▶ Data extract:

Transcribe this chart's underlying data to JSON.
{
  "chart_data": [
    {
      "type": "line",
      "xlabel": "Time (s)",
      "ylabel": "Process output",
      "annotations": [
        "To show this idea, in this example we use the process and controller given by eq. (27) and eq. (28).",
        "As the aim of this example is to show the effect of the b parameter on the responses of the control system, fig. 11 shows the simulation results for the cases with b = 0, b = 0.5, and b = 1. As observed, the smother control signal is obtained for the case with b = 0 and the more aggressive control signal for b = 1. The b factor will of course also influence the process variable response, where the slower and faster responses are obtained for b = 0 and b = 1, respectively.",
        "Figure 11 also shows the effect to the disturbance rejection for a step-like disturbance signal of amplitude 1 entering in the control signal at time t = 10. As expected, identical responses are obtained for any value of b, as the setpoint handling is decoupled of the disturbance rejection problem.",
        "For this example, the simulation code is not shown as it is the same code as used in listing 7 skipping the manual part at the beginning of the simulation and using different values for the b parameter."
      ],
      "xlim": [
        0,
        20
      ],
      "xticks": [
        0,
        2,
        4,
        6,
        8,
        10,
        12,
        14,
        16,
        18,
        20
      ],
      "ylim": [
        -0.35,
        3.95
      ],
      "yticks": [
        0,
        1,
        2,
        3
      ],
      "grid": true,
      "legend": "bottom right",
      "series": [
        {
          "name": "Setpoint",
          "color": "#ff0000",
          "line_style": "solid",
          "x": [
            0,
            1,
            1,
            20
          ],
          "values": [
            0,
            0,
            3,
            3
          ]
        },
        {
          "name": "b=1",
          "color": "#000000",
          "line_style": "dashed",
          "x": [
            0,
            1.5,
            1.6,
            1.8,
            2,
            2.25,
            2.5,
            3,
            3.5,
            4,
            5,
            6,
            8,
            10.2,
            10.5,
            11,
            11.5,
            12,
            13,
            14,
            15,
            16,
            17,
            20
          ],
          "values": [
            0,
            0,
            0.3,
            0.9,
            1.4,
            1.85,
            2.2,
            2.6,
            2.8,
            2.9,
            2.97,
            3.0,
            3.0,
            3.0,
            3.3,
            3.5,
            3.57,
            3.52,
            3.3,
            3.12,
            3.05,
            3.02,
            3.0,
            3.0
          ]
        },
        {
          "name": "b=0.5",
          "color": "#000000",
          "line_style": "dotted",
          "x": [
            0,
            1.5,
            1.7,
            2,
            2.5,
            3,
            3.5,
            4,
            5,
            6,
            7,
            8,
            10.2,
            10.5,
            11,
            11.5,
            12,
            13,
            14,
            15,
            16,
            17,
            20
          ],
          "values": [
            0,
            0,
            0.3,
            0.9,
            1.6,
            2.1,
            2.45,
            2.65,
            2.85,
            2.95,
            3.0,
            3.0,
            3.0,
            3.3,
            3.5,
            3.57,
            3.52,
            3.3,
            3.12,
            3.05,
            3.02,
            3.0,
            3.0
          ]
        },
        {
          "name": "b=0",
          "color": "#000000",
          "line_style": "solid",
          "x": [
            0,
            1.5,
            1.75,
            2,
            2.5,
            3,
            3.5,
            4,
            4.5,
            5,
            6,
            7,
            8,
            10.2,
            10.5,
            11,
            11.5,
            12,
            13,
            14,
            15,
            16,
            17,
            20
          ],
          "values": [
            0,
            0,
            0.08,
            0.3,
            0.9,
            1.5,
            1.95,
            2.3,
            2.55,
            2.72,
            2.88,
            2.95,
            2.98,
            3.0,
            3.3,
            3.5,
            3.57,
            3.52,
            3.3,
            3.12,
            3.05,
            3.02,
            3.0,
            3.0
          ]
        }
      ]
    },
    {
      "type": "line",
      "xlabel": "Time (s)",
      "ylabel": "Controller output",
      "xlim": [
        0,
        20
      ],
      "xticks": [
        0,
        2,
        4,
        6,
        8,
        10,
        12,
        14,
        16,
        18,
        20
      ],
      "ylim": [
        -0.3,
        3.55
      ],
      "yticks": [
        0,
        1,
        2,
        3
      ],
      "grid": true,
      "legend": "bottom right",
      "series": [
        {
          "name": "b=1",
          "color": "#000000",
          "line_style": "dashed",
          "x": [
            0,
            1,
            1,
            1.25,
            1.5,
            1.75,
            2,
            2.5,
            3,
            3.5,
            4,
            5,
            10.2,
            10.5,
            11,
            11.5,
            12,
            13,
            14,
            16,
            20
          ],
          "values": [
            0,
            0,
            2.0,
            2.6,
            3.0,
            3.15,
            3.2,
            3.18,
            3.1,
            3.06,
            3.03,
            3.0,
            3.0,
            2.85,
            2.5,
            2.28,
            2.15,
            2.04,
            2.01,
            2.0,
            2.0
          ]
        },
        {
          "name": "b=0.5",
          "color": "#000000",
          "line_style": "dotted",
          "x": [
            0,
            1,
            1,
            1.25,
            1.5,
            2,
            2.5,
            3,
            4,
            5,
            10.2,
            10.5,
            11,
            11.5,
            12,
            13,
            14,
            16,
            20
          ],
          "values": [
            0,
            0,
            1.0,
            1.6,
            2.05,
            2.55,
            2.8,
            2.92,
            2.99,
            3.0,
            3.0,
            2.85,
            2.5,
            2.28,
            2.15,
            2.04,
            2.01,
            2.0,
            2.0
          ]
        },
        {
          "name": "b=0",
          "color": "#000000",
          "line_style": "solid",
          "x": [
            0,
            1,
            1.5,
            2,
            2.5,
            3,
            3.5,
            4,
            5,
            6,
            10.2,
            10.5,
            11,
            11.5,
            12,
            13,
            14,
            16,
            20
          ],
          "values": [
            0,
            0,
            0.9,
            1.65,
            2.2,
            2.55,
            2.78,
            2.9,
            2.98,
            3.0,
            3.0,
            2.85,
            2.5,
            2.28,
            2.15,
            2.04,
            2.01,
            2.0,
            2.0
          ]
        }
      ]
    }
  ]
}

▶ Requirement: Repeat the records above exactly, from the first line to the last.

▶ Exercise response:
Transcribe this chart's underlying data to JSON.
{
  "chart_data": [
    {
      "type": "line",
      "xlabel": "Time (s)",
      "ylabel": "Process output",
      "annotations": [
        "To show this idea, in this example we use the process and controller given by eq. (27) and eq. (28).",
        "As the aim of this example is to show the effect of the b parameter on the responses of the control system, fig. 11 shows the simulation results for the cases with b = 0, b = 0.5, and b = 1. As observed, the smother control signal is obtained for the case with b = 0 and the more aggressive control signal for b = 1. The b factor will of course also influence the process variable response, where the slower and faster responses are obtained for b = 0 and b = 1, respectively.",
        "Figure 11 also shows the effect to the disturbance rejection for a step-like disturbance signal of amplitude 1 entering in the control signal at time t = 10. As expected, identical responses are obtained for any value of b, as the setpoint handling is decoupled of the disturbance rejection problem.",
        "For this example, the simulation code is not shown as it is the same code as used in listing 7 skipping the manual part at the beginning of the simulation and using different values for the b parameter."
      ],
      "xlim": [
        0,
        20
      ],
      "xticks": [
        0,
        2,
        4,
        6,
        8,
        10,
        12,
        14,
        16,
        18,
        20
      ],
      "ylim": [
        -0.35,
        3.95
      ],
      "yticks": [
        0,
        1,
        2,
        3
      ],
      "grid": true,
      "legend": "bottom right",
      "series": [
        {
          "name": "Setpoint",
          "color": "#ff0000",
          "line_style": "solid",
          "x": [
            0,
            1,
            1,
            20
          ],
          "values": [
            0,
            0,
            3,
            3
          ]
        },
        {
          "name": "b=1",
          "color": "#000000",
          "line_style": "dashed",
          "x": [
            0,
            1.5,
            1.6,
            1.8,
            2,
            2.25,
            2.5,
            3,
            3.5,
            4,
            5,
            6,
            8,
            10.2,
            10.5,
            11,
            11.5,
            12,
            13,
            14,
            15,
            16,
            17,
            20
          ],
          "values": [
            0,
            0,
            0.3,
            0.9,
            1.4,
            1.85,
            2.2,
            2.6,
            2.8,
            2.9,
            2.97,
            3.0,
            3.0,
            3.0,
            3.3,
            3.5,
            3.57,
            3.52,
            3.3,
            3.12,
            3.05,
            3.02,
            3.0,
            3.0
          ]
        },
        {
          "name": "b=0.5",
          "color": "#000000",
          "line_style": "dotted",
          "x": [
            0,
            1.5,
            1.7,
            2,
            2.5,
            3,
            3.5,
            4,
            5,
            6,
            7,
            8,
            10.2,
            10.5,
            11,
            11.5,
            12,
            13,
            14,
            15,
            16,
            17,
            20
          ],
          "values": [
            0,
            0,
            0.3,
            0.9,
            1.6,
            2.1,
            2.45,
            2.65,
            2.85,
            2.95,
            3.0,
            3.0,
            3.0,
            3.3,
            3.5,
            3.57,
            3.52,
            3.3,
            3.12,
            3.05,
            3.02,
            3.0,
            3.0
          ]
        },
        {
          "name": "b=0",
          "color": "#000000",
          "line_style": "solid",
          "x": [
            0,
            1.5,
            1.75,
            2,
            2.5,
            3,
            3.5,
            4,
            4.5,
            5,
            6,
            7,
            8,
            10.2,
            10.5,
            11,
            11.5,
            12,
            13,
            14,
            15,
            16,
            17,
            20
          ],
          "values": [
            0,
            0,
            0.08,
            0.3,
            0.9,
            1.5,
            1.95,
            2.3,
            2.55,
            2.72,
            2.88,
            2.95,
            2.98,
            3.0,
            3.3,
            3.5,
            3.57,
            3.52,
            3.3,
            3.12,
            3.05,
            3.02,
            3.0,
            3.0
          ]
        }
      ]
    },
    {
      "type": "line",
      "xlabel": "Time (s)",
      "ylabel": "Controller output",
      "xlim": [
        0,
        20
      ],
      "xticks": [
        0,
        2,
        4,
        6,
        8,
        10,
        12,
        14,
        16,
        18,
        20
      ],
      "ylim": [
        -0.3,
        3.55
      ],
      "yticks": [
        0,
        1,
        2,
        3
      ],
      "grid": true,
      "legend": "bottom right",
      "series": [
        {
          "name": "b=1",
          "color": "#000000",
          "line_style": "dashed",
          "x": [
            0,
            1,
            1,
            1.25,
            1.5,
            1.75,
            2,
            2.5,
            3,
            3.5,
            4,
            5,
            10.2,
            10.5,
            11,
            11.5,
            12,
            13,
            14,
            16,
            20
          ],
          "values": [
            0,
            0,
            2.0,
            2.6,
            3.0,
            3.15,
            3.2,
            3.18,
            3.1,
            3.06,
            3.03,
            3.0,
            3.0,
            2.85,
            2.5,
            2.28,
            2.15,
            2.04,
            2.01,
            2.0,
            2.0
          ]
        },
        {
          "name": "b=0.5",
          "color": "#000000",
          "line_style": "dotted",
          "x": [
            0,
            1,
            1,
            1.25,
            1.5,
            2,
            2.5,
            3,
            4,
            5,
            10.2,
            10.5,
            11,
            11.5,
            12,
            13,
            14,
            16,
            20
          ],
          "values": [
            0,
            0,
            1.0,
            1.6,
            2.05,
            2.55,
            2.8,
            2.92,
            2.99,
            3.0,
            3.0,
            2.85,
            2.5,
            2.28,
            2.15,
            2.04,
            2.01,
            2.0,
            2.0
          ]
        },
        {
          "name": "b=0",
          "color": "#000000",
          "line_style": "solid",
          "x": [
            0,
            1,
            1.5,
            2,
            2.5,
            3,
            3.5,
            4,
            5,
            6,
            10.2,
            10.5,
            11,
            11.5,
            12,
            13,
            14,
            16,
            20
          ],
          "values": [
            0,
            0,
            0.9,
            1.65,
            2.2,
            2.55,
            2.78,
            2.9,
            2.98,
            3.0,
            3.0,
            2.85,
            2.5,
            2.28,
            2.15,
            2.04,
            2.01,
            2.0,
            2.0
          ]
        }
      ]
    }
  ]
}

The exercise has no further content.